AIM
Update the item position entries by changing each "Orario" to "Tempo" and keeping everything else the same.

Item position entries:

•••

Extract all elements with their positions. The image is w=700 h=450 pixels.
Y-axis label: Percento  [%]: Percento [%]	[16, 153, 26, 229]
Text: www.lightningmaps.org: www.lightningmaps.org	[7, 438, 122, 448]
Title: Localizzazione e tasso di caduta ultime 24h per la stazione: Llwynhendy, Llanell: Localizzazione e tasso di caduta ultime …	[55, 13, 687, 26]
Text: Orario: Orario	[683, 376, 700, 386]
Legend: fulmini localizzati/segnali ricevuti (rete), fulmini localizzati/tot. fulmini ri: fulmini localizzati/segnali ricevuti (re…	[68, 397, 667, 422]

•••

RESPONSE TO THE TASK
Extract all elements with their positions. The image is w=700 h=450 pixels.
Y-axis label: Percento  [%]: Percento [%]	[16, 153, 26, 229]
Text: www.lightningmaps.org: www.lightningmaps.org	[7, 438, 122, 448]
Title: Localizzazione e tasso di caduta ultime 24h per la stazione: Llwynhendy, Llanell: Localizzazione e tasso di caduta ultime …	[55, 13, 687, 26]
Text: Tempo: Tempo	[683, 376, 700, 386]
Legend: fulmini localizzati/segnali ricevuti (rete), fulmini localizzati/tot. fulmini ri: fulmini localizzati/segnali ricevuti (re…	[68, 397, 667, 422]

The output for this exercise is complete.